■ Set problem ■
Read the records below. Copy each line where the string "your" occurs.

■ Dataset excerpts ■
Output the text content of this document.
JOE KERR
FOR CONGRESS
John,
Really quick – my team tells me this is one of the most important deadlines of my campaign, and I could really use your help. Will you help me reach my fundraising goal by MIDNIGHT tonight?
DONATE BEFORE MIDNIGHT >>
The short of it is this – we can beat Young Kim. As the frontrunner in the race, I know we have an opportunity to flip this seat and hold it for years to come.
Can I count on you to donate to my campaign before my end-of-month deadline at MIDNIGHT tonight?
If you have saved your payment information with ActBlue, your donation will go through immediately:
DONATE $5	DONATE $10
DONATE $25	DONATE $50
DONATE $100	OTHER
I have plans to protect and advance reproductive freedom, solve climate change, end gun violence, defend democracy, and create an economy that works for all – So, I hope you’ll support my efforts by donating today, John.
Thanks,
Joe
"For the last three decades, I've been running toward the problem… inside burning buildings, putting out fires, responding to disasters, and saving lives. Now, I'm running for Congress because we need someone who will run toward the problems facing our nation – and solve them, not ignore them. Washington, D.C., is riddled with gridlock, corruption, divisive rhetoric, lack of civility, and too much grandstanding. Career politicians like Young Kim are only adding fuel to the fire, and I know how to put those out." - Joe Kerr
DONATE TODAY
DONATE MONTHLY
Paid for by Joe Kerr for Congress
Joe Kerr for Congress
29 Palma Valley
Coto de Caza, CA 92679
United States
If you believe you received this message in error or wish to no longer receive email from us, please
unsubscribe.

■ Exercise response ■
Really quick – my team tells me this is one of the most important deadlines of my campaign, and I could really use your help. Will you help me reach my fundraising goal by MIDNIGHT tonight?
If you have saved your payment information with ActBlue, your donation will go through immediately:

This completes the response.